Go through the entries below and copy each line containing the word "JSON".

— start RECORDS FOR THE EXERCISE —

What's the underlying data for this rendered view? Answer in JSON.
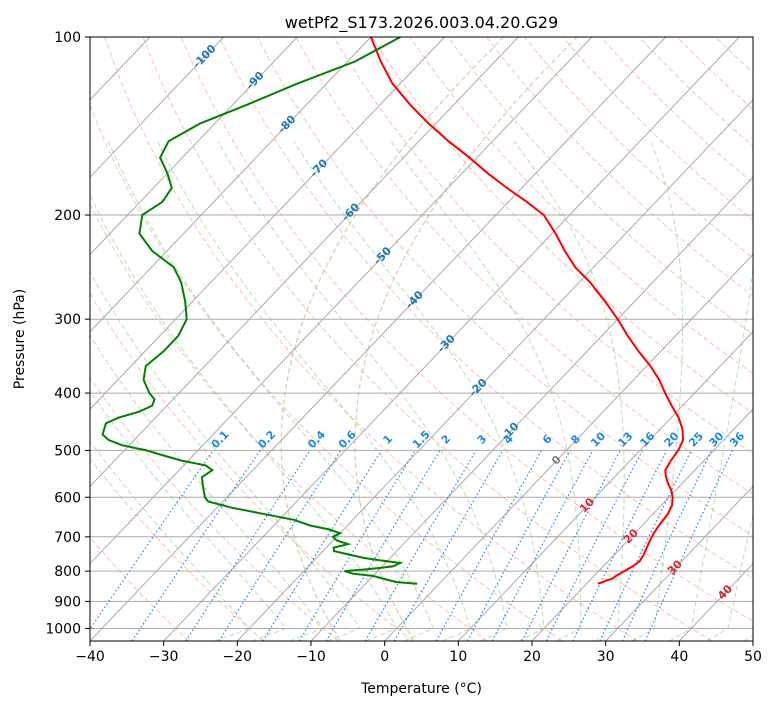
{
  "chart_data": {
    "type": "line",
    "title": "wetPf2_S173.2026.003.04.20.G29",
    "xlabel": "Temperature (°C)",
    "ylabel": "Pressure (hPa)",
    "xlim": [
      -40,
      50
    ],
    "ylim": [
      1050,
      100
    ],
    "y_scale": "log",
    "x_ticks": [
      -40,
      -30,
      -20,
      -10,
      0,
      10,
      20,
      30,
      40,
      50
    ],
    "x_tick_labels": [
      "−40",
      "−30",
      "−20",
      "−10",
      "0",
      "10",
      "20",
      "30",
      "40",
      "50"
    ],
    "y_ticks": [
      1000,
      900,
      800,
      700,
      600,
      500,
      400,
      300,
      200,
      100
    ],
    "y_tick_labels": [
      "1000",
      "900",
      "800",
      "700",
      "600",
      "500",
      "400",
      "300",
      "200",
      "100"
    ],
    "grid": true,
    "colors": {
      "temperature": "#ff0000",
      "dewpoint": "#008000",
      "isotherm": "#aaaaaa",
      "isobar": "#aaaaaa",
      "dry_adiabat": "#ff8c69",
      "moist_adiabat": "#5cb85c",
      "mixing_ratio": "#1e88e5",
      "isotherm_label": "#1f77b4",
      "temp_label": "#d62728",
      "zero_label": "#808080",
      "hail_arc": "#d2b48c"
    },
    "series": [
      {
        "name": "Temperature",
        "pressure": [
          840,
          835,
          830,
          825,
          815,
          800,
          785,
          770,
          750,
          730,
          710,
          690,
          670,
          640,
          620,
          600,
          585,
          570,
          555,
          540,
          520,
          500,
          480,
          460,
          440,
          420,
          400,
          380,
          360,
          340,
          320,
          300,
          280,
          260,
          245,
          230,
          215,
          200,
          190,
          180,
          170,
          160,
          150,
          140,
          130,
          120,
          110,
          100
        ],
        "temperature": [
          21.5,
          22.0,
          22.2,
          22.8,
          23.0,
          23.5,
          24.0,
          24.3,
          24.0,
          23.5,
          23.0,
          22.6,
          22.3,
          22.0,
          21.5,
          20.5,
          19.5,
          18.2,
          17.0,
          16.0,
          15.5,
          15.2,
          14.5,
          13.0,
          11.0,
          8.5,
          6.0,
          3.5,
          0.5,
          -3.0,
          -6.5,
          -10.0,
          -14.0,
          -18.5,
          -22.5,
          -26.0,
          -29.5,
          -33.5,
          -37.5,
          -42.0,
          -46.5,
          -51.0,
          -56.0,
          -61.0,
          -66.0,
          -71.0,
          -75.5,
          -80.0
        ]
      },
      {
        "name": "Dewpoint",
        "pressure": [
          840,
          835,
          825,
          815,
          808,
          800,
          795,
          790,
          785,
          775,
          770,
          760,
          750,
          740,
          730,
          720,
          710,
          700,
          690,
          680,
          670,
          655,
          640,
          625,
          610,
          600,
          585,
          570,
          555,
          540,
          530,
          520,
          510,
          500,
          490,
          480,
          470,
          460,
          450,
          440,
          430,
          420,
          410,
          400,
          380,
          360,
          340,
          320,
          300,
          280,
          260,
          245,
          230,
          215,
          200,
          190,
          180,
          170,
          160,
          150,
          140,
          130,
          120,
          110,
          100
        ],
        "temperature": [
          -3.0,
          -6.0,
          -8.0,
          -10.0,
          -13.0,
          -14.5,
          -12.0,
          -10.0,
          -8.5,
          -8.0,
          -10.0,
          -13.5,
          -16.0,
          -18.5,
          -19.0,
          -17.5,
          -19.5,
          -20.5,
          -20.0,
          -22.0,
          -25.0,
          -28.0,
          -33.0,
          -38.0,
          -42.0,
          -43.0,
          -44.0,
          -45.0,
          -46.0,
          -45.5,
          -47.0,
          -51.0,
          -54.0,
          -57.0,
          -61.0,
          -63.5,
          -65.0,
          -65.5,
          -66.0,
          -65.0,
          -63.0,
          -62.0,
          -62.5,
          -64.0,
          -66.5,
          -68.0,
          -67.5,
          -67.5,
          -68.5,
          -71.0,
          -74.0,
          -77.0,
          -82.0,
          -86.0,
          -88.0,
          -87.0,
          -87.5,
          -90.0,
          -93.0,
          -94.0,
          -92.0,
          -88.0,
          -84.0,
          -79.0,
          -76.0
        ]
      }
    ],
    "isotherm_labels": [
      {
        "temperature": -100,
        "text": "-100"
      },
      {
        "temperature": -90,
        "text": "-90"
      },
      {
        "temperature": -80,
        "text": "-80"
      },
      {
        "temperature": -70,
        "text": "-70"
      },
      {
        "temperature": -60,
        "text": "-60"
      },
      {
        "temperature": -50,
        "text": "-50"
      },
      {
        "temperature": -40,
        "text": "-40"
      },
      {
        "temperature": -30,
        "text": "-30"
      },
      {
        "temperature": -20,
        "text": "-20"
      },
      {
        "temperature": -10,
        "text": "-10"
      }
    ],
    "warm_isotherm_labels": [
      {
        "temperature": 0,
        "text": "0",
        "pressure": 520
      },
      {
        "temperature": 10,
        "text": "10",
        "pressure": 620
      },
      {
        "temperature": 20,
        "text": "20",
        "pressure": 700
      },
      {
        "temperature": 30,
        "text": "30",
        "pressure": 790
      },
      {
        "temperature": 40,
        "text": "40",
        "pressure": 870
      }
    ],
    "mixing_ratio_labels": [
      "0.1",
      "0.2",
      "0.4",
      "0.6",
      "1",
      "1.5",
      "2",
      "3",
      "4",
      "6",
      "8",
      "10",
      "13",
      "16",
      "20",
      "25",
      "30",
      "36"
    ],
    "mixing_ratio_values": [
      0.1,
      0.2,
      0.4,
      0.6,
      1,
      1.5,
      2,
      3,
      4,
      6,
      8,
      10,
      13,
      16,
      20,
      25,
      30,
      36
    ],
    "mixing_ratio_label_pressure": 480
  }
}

— end RECORDS FOR THE EXERCISE —
— start RECORDS FOR THE EXERCISE —

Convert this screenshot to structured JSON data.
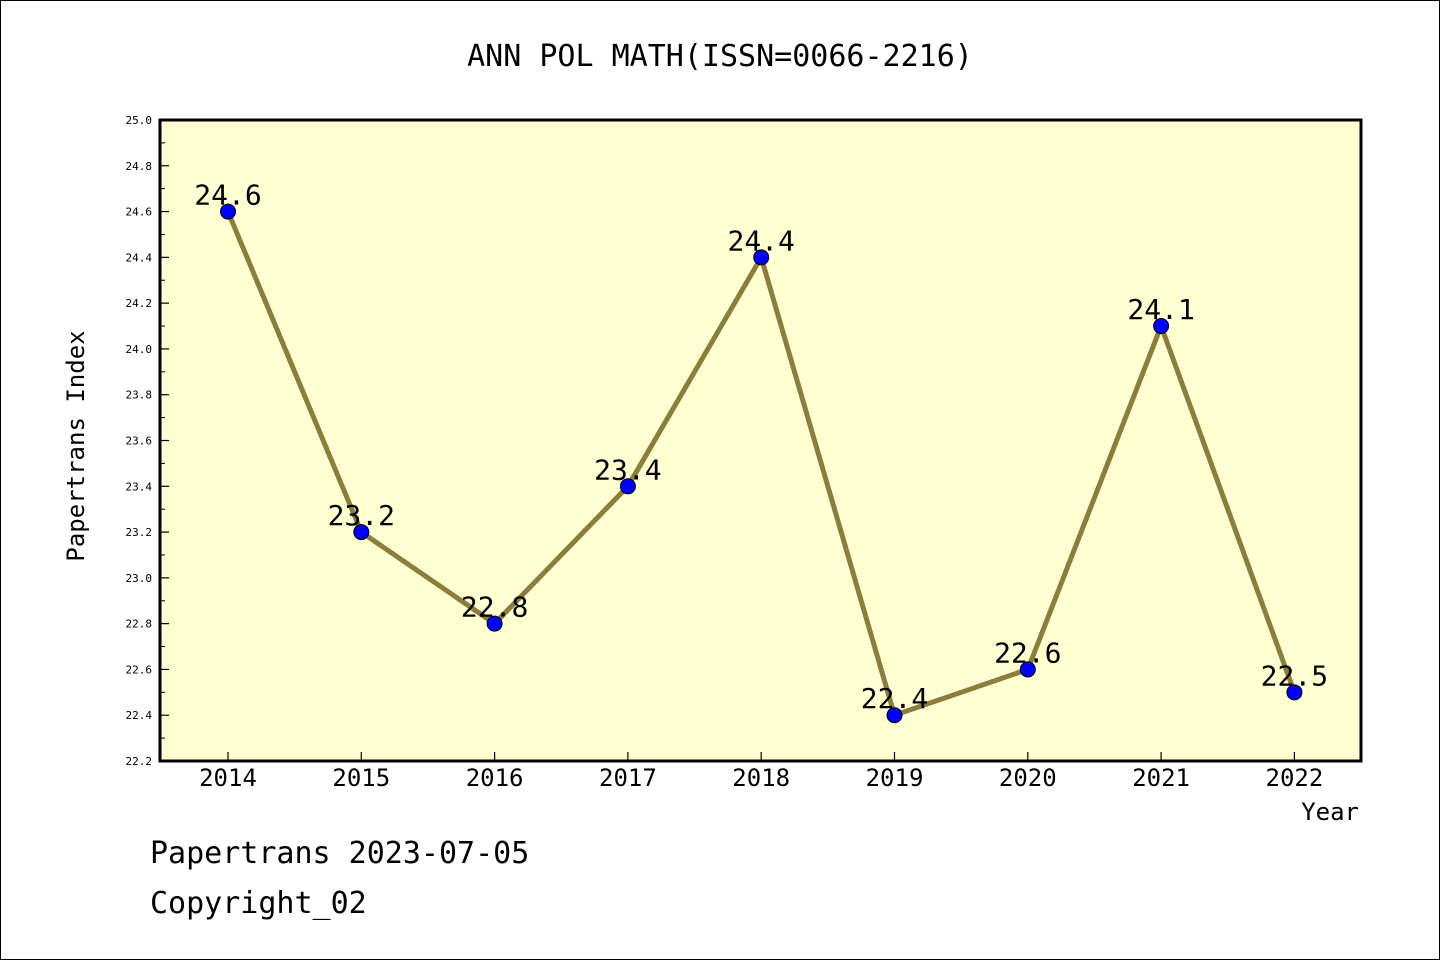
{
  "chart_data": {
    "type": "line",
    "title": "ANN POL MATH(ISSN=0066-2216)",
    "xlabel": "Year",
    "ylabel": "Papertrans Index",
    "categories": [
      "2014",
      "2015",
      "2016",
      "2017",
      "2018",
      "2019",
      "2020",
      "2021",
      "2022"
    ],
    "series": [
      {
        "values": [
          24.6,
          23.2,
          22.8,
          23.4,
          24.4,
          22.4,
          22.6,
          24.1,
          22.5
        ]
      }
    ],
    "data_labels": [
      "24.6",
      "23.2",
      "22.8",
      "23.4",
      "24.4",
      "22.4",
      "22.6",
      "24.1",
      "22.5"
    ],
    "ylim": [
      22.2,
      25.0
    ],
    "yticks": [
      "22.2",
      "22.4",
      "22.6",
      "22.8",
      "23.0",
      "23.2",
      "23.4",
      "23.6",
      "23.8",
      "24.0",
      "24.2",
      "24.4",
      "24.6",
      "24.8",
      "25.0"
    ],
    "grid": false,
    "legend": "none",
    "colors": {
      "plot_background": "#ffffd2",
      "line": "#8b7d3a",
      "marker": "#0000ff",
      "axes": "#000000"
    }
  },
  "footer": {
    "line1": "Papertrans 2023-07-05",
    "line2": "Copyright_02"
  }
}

— end RECORDS FOR THE EXERCISE —

### COMPLETE ANSWER
What's the underlying data for this rendered view? Answer in JSON.
Convert this screenshot to structured JSON data.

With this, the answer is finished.